Consignes:
(A) D'après l'extrait sur le film Les Magiciens de Wanzerbé, à quoi la caméra a-t-elle servi ?
(B) Listez toutes les lignes des entrées où figure la chaîne « open ».

Extrait:

Les Magiciens de Wanzerbé

Les Magiciens de Wanzerbé
The Magicians of Wanzerbé

« La caméra n'a servi ici que de crayon pour enregistrer ce que la main ne peut noter. 

L'observateur s'est contenté de filmer les scènes de la vie de tous les jours d'un village de magiciens noirs, sans en provoquer une seule, et sans même tenter le moindre truquage. »

Carton de titre Les Magiciens de Wanzerbé

 

“In his doctoral thesis (La Religion et la Magie Songhaï), Rouch comments that of all the ceremonies that he had been able to see in Africa up until that point, including all the possession ceremonies, this ceremony in Wanzerbé, on account of its gravity and its dramatic effect on the audience, was “without doubt the most beautiful and most moving.” From an ethnographic point of view, cultural anthropologist Paul Stoller regards this film as one of Rouch’s most important, particularly the sequence of the vomiting up of the sorcerer’s chain, a seemingly miraculous act that neither he nor Rouch has been able to explain. (...) There are many moments in Les Magiciens de Wanzerbé, such as the remarkable close-up of a severed vulture’s head in profile that is slowly turned to look at the camera at the beginning of the film – an undeniably “disturbing object” with strong Surrealist resonances – that provide clear evidence of a powerful cinematic sensibility at work.”

Données:
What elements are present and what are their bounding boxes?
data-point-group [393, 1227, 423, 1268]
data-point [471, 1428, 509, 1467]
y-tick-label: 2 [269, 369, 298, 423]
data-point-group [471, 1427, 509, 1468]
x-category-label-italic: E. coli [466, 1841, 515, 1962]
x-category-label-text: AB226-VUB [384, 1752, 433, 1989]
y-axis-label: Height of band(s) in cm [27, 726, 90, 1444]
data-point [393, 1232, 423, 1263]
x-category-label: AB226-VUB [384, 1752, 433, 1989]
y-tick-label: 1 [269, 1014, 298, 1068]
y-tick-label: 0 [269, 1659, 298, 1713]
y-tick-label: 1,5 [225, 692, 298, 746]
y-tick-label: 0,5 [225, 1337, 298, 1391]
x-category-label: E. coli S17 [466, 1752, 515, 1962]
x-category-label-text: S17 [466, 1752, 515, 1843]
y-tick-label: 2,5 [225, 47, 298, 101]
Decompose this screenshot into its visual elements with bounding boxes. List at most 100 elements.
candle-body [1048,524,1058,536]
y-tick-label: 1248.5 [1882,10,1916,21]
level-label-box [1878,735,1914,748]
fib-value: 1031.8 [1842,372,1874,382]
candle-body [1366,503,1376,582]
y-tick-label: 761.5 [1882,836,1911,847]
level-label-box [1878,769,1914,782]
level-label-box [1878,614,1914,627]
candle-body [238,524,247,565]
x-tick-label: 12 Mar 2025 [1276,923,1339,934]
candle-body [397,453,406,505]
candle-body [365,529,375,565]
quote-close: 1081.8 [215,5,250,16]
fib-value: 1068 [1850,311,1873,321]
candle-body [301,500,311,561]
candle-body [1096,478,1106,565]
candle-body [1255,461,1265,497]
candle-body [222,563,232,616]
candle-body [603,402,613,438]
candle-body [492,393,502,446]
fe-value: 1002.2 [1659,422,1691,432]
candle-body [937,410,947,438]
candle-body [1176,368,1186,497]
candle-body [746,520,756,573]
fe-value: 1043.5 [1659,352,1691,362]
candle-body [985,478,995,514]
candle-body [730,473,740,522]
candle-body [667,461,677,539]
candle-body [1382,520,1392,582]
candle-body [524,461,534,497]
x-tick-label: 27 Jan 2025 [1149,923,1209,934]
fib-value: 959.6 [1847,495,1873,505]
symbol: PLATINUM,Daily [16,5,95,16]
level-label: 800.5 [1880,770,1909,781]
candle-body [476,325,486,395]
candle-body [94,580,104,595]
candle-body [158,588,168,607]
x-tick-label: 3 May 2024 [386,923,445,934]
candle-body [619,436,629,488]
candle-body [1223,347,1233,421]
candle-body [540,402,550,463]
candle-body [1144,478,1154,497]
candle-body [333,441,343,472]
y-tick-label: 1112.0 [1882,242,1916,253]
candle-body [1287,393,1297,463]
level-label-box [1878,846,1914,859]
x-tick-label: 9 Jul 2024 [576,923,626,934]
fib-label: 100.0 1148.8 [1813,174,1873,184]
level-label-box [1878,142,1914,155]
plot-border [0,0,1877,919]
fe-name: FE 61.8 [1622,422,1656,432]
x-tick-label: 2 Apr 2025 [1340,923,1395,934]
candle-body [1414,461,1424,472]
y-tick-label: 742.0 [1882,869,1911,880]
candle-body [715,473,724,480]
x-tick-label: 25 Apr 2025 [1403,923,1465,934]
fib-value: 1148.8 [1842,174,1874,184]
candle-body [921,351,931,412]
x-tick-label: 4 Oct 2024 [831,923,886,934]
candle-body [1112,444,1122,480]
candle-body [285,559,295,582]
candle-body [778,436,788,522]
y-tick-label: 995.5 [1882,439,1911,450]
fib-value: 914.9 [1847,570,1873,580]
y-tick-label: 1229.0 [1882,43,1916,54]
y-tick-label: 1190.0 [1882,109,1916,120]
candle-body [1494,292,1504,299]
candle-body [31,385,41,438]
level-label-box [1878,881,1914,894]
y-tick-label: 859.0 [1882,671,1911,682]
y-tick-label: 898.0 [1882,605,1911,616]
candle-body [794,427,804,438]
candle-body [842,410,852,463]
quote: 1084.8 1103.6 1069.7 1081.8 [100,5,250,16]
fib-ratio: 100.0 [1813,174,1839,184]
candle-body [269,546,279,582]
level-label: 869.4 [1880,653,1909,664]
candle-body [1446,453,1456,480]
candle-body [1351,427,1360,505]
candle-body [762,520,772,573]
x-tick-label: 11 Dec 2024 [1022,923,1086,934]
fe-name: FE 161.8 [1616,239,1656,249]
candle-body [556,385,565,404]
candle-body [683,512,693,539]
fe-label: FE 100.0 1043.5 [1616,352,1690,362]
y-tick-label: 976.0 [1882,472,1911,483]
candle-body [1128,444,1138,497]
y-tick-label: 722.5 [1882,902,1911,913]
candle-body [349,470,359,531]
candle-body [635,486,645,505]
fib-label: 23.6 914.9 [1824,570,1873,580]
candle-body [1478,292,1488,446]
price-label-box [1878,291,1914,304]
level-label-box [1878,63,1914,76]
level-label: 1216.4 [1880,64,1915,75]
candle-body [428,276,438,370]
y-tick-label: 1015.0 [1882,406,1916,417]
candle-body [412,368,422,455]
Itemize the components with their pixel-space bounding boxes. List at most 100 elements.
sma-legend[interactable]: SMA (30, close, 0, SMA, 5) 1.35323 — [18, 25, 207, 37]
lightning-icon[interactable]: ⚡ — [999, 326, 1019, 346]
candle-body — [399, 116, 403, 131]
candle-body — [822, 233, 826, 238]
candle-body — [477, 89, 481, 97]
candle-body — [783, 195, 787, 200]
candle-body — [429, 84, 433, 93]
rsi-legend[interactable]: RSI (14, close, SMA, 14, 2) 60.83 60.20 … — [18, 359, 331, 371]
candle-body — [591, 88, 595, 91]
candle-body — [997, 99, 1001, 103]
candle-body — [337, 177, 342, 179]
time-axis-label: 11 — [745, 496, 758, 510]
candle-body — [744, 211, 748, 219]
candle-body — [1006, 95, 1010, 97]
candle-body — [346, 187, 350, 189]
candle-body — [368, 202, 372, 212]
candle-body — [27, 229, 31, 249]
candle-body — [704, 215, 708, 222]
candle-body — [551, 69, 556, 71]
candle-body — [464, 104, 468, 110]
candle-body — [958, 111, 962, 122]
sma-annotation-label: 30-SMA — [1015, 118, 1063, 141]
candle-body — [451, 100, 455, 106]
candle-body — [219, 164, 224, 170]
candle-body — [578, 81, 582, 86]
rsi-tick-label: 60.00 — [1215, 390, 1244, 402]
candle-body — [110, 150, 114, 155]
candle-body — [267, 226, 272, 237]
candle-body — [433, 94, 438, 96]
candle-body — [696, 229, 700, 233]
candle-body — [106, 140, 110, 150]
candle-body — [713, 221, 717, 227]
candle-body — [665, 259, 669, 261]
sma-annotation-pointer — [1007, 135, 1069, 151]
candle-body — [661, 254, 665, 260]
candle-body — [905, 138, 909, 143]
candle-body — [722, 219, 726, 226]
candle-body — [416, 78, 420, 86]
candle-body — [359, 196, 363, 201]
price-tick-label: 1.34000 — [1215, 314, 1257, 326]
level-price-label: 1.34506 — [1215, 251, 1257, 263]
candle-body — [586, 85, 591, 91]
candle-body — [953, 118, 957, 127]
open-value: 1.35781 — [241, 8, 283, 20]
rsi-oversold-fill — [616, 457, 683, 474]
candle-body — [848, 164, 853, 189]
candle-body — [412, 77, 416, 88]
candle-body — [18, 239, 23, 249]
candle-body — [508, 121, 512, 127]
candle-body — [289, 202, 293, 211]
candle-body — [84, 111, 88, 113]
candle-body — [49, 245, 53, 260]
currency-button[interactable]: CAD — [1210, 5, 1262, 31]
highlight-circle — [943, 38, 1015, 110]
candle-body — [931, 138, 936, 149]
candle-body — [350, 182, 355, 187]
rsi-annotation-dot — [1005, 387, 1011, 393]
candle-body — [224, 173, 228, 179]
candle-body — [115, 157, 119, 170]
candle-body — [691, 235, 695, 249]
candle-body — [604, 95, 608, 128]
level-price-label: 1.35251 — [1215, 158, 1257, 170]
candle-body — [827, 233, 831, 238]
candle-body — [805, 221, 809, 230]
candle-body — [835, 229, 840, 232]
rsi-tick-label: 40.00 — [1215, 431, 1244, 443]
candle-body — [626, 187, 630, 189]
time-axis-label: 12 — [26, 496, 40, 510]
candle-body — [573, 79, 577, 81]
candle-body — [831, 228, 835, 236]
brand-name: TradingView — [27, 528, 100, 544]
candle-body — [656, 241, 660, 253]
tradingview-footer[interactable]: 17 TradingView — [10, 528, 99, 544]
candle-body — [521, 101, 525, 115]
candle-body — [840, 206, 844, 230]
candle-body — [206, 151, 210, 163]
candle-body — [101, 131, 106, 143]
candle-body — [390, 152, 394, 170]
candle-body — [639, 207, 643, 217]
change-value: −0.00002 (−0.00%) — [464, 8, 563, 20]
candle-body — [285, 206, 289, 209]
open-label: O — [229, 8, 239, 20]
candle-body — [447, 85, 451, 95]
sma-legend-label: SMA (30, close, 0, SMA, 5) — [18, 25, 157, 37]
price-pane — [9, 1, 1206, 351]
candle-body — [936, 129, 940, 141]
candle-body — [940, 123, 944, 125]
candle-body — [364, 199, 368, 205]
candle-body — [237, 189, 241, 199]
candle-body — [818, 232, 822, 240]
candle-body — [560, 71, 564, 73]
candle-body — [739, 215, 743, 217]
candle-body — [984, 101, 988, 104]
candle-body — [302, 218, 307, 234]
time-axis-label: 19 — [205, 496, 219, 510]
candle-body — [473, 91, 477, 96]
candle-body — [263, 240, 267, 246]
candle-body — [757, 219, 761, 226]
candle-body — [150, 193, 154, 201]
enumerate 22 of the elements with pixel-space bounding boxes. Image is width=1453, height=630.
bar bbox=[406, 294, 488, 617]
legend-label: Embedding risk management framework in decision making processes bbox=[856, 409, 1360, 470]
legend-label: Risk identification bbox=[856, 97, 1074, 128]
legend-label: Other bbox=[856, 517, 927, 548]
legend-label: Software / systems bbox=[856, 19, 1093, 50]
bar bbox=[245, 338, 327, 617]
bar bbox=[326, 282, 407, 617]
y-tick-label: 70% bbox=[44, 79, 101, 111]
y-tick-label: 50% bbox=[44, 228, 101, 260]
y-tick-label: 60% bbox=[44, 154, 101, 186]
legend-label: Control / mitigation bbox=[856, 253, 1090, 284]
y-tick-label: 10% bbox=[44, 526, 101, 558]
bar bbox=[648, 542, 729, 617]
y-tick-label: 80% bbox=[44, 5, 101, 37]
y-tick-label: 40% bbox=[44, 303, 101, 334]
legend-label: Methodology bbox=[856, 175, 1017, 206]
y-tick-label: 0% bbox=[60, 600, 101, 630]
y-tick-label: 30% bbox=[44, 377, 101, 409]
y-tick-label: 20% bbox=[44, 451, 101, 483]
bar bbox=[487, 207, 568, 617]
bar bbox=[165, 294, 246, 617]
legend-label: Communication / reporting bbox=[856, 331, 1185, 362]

Réponses par consigne:
(A) De crayon pour enregistrer ce que la main ne peut noter.

(B)
open-value: 1.35781 — [241, 8, 283, 20]
open-label: O — [229, 8, 239, 20]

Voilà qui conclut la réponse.